> **EXERCISE TASK**
Locate the lines that hold the string "데이터베이스". Copy every such line.

---------- TASK DATA

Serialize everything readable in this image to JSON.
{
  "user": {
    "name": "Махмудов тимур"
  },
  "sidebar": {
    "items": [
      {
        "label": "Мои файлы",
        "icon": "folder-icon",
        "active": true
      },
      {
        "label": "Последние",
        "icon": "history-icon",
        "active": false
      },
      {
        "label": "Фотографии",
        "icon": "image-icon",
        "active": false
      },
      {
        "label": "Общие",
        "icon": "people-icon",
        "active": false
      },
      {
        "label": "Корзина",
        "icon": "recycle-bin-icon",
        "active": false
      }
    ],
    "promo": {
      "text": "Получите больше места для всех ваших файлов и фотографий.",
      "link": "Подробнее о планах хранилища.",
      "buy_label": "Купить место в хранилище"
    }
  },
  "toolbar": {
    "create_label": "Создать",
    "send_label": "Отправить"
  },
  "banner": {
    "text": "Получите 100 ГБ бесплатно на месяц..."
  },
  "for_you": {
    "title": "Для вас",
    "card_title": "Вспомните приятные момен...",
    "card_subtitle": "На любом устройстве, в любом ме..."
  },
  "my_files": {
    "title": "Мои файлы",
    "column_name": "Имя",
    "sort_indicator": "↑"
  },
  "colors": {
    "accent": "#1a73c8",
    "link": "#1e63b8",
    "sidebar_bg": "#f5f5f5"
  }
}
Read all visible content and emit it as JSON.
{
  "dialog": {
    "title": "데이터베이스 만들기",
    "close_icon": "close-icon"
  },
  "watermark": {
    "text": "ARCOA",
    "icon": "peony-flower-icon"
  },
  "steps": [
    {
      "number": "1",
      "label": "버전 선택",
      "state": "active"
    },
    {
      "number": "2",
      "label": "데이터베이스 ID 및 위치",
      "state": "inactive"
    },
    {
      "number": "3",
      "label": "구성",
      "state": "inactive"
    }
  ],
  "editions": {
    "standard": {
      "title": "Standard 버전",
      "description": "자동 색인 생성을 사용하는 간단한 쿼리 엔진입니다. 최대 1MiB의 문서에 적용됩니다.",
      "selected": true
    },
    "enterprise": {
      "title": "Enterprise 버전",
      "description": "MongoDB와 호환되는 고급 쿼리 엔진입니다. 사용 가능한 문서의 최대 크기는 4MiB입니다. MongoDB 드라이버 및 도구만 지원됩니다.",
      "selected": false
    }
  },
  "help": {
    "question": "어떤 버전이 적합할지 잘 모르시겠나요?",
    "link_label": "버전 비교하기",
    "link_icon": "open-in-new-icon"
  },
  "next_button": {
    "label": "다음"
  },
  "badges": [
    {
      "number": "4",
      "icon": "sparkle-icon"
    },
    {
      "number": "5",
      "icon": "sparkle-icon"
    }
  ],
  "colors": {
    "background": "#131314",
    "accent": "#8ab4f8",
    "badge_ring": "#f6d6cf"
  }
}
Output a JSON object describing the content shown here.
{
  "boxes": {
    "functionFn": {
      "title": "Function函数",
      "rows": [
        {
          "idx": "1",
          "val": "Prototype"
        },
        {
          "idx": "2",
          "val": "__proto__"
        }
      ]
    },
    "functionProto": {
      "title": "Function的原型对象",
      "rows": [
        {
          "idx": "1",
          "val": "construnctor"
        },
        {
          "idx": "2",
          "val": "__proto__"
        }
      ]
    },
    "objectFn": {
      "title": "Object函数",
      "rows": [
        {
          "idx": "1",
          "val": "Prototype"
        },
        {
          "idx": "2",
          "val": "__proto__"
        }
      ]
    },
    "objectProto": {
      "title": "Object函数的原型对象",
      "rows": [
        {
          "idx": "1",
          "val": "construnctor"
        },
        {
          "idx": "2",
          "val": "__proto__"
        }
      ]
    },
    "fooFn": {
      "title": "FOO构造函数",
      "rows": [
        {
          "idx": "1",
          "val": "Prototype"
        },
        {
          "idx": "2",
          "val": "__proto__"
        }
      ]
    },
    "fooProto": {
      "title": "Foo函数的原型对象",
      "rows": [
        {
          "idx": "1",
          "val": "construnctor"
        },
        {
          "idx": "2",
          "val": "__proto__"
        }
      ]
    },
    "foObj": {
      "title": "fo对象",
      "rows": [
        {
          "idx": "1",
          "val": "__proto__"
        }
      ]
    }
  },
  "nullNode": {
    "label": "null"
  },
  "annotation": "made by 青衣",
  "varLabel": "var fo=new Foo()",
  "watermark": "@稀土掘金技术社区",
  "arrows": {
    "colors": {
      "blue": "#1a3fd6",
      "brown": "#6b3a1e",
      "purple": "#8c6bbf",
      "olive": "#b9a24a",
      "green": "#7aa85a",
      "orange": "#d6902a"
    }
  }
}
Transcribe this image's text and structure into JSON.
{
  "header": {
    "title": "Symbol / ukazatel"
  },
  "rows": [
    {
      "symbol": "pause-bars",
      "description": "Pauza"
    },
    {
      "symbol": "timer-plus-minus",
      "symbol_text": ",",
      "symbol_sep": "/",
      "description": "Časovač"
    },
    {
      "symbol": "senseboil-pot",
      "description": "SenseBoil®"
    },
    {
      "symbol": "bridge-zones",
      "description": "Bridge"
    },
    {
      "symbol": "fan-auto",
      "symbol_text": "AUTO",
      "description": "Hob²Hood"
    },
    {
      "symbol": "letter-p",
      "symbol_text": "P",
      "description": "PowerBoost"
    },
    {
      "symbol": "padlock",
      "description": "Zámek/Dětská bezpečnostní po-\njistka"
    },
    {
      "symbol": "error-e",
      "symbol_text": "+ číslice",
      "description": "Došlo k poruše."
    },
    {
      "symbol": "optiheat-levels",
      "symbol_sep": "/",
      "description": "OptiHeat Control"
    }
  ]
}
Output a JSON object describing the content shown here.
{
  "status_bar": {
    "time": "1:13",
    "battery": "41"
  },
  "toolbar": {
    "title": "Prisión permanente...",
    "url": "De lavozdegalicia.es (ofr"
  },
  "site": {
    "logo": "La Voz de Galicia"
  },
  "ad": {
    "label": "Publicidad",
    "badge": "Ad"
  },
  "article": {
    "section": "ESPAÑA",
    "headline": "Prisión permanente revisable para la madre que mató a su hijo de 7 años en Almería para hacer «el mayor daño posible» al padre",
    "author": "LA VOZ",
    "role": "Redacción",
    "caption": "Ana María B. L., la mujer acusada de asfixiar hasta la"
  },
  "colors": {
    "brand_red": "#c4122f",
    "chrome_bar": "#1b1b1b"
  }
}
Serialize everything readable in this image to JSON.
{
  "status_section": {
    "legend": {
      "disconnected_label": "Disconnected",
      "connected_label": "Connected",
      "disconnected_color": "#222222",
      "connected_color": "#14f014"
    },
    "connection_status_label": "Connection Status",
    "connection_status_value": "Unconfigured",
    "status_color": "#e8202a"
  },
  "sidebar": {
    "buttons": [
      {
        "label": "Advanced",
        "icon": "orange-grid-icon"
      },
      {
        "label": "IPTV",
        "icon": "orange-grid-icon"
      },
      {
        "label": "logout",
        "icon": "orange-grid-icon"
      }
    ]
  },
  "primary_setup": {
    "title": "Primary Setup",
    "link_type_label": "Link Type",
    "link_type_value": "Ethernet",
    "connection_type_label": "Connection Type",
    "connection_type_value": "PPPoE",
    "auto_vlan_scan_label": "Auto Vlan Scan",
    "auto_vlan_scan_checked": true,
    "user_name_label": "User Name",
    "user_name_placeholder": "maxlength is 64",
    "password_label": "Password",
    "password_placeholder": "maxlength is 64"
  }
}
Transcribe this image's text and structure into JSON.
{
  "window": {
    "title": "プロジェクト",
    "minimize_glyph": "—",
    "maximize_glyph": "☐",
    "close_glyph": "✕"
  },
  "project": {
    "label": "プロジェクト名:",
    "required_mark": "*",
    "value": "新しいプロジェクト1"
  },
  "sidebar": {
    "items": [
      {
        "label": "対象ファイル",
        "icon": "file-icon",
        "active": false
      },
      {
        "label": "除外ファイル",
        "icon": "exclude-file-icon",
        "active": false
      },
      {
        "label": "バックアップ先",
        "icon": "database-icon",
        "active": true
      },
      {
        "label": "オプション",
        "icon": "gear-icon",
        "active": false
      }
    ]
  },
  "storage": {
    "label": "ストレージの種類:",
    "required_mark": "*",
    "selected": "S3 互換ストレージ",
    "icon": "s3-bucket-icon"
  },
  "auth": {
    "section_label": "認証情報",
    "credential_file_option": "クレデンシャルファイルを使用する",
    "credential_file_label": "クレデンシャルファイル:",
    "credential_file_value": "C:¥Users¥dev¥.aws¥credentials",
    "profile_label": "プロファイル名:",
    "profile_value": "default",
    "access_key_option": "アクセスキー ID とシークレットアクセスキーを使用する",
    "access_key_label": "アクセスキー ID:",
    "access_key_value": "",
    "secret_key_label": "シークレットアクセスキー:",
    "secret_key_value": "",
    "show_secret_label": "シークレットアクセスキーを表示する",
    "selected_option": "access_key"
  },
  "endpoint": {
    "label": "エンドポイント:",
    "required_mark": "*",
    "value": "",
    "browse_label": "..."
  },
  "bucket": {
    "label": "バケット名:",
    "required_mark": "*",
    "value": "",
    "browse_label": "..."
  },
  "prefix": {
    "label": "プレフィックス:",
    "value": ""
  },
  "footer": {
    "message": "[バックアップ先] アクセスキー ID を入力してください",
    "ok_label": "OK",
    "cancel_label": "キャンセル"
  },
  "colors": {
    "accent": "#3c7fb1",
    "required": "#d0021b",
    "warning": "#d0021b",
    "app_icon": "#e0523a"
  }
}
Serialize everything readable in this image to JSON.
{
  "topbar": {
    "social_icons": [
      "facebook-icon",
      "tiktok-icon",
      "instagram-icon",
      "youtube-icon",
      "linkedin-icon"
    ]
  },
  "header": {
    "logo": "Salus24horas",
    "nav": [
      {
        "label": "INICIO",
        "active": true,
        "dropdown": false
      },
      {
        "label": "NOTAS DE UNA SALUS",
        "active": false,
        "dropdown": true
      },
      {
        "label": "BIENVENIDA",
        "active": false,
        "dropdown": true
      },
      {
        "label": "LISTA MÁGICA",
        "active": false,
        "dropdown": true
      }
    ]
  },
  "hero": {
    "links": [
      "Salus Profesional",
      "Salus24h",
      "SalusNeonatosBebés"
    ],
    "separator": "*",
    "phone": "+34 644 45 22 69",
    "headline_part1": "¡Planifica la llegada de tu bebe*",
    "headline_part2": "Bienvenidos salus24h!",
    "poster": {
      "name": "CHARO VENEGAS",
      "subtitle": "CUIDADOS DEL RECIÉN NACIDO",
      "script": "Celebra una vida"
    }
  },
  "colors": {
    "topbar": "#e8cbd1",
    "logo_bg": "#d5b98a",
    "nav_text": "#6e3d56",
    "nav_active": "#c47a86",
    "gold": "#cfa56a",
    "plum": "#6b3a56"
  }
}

--------------------

> **OUTPUT**
    "title": "데이터베이스 만들기",
      "label": "데이터베이스 ID 및 위치",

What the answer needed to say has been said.